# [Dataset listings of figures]

===============

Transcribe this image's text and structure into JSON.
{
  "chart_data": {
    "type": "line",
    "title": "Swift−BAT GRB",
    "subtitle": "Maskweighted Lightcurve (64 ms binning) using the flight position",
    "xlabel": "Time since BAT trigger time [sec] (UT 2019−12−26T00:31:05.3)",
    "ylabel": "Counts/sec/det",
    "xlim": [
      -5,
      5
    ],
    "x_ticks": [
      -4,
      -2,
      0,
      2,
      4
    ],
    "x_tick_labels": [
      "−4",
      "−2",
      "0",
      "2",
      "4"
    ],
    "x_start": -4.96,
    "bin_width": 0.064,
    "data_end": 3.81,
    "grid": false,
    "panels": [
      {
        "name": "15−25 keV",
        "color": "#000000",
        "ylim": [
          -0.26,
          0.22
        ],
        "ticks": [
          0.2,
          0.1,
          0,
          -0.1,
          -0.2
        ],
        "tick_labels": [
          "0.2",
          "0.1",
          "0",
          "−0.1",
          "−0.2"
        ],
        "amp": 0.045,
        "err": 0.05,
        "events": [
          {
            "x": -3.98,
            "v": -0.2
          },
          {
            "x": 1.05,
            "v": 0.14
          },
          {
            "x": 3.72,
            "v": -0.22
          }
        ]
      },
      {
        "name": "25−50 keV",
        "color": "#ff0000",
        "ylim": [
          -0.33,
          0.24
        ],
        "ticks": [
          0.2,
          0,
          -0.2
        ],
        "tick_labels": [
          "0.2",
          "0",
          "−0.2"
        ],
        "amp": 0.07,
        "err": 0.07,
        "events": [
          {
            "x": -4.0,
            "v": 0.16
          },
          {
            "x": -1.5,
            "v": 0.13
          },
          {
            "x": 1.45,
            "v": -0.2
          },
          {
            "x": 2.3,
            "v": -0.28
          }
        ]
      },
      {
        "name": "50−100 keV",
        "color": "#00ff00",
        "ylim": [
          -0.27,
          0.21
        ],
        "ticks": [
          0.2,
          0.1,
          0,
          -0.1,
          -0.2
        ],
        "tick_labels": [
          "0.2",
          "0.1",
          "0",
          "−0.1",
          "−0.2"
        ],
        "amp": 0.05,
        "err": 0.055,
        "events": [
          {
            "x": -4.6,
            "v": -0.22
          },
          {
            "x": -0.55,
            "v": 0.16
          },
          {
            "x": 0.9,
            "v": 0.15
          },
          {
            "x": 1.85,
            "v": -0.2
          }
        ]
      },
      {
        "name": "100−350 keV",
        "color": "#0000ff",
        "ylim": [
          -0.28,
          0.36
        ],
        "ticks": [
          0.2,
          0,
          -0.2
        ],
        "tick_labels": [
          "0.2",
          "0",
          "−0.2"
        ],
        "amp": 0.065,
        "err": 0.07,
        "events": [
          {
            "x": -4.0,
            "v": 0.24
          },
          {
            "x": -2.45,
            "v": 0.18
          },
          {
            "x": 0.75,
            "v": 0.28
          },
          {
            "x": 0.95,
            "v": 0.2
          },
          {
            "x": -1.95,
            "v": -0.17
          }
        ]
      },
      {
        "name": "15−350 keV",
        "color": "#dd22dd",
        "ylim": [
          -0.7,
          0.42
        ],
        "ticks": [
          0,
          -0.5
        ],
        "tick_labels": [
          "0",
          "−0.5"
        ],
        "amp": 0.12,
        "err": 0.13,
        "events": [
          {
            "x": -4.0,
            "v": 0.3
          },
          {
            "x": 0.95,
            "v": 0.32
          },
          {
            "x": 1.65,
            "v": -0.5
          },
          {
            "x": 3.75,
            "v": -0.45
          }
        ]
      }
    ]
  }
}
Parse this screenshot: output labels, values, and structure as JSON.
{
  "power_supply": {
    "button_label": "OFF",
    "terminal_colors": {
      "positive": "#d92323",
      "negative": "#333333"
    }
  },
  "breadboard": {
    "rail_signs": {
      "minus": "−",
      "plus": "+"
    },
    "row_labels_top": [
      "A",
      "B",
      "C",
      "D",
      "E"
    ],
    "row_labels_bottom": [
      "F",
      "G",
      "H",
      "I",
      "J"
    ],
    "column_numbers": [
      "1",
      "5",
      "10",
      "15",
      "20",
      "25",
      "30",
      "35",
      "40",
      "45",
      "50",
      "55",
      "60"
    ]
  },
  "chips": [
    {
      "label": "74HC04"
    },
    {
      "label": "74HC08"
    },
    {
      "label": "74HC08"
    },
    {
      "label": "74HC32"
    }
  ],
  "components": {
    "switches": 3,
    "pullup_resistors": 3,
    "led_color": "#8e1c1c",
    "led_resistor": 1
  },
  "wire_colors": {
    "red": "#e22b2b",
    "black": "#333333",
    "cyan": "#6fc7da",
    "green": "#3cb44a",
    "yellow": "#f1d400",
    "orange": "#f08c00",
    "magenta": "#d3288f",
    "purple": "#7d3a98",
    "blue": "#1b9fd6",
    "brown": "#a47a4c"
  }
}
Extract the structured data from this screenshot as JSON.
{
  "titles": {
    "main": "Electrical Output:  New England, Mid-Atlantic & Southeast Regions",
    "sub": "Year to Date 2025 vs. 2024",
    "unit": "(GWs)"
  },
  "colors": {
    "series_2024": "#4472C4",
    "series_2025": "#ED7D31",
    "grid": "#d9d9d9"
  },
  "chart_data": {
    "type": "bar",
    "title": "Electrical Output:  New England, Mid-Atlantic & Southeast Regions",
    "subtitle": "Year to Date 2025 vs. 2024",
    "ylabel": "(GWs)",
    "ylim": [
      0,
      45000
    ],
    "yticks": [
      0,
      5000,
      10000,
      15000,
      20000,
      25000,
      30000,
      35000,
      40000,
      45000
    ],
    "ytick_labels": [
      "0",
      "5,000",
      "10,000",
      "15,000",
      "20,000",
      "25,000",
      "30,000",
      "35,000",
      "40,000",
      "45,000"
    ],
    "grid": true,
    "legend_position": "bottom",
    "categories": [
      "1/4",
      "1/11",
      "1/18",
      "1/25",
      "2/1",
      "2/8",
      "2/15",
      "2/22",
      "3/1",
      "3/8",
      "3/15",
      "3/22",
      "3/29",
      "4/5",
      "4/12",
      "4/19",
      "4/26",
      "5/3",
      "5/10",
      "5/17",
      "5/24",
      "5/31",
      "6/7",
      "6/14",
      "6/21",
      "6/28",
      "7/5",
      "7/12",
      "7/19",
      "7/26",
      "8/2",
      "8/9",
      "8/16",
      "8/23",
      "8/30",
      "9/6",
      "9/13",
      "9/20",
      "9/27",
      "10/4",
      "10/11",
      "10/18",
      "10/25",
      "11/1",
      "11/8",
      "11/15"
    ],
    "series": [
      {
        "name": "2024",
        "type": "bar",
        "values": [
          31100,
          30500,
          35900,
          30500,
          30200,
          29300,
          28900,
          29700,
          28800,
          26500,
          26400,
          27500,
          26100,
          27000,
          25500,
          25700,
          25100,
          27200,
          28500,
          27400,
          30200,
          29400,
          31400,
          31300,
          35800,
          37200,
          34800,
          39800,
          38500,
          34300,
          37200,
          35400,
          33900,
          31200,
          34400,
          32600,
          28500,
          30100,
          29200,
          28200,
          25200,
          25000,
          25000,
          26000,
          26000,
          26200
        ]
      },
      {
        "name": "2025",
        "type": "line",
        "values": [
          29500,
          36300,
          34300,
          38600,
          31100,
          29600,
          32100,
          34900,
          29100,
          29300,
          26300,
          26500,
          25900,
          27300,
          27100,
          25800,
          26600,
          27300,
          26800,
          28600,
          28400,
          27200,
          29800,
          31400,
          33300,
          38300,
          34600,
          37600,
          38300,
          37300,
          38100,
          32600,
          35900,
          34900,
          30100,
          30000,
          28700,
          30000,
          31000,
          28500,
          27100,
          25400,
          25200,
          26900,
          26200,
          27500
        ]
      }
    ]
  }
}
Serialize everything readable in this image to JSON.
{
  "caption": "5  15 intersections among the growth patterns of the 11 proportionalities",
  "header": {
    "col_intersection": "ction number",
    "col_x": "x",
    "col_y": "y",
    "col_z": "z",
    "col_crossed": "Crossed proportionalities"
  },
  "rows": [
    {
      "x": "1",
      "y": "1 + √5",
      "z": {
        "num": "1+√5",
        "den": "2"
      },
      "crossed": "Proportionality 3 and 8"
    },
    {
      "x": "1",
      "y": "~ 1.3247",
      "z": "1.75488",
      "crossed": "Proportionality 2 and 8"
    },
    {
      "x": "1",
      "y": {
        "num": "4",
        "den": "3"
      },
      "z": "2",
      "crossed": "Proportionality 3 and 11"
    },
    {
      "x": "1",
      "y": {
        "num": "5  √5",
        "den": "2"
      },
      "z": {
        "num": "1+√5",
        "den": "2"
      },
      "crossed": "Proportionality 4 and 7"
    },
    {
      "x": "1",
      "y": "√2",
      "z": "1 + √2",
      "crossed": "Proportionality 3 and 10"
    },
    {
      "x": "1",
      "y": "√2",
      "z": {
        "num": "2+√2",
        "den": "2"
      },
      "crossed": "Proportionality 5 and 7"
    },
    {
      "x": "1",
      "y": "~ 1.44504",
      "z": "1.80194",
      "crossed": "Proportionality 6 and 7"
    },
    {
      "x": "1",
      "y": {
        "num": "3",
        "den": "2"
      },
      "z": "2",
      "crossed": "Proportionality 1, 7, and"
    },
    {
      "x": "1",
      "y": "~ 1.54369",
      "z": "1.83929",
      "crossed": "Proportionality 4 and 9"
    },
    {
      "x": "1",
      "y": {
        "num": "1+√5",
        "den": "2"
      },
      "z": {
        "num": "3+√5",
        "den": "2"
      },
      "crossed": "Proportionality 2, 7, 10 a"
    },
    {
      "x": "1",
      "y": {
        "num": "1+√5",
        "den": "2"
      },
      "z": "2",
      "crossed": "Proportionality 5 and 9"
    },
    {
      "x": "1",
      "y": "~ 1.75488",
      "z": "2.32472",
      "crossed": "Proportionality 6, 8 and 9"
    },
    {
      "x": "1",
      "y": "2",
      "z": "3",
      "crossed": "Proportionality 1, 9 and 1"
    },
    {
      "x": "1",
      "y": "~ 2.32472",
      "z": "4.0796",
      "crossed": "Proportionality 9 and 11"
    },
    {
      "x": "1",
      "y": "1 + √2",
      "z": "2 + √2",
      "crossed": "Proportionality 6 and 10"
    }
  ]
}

===============

# [EXERCISE REQUIREMENTS]
Copy out every line holding the string "type".

# [PROBLEM SOLUTION]
    "type": "line",
    "type": "bar",
        "type": "bar",
        "type": "line",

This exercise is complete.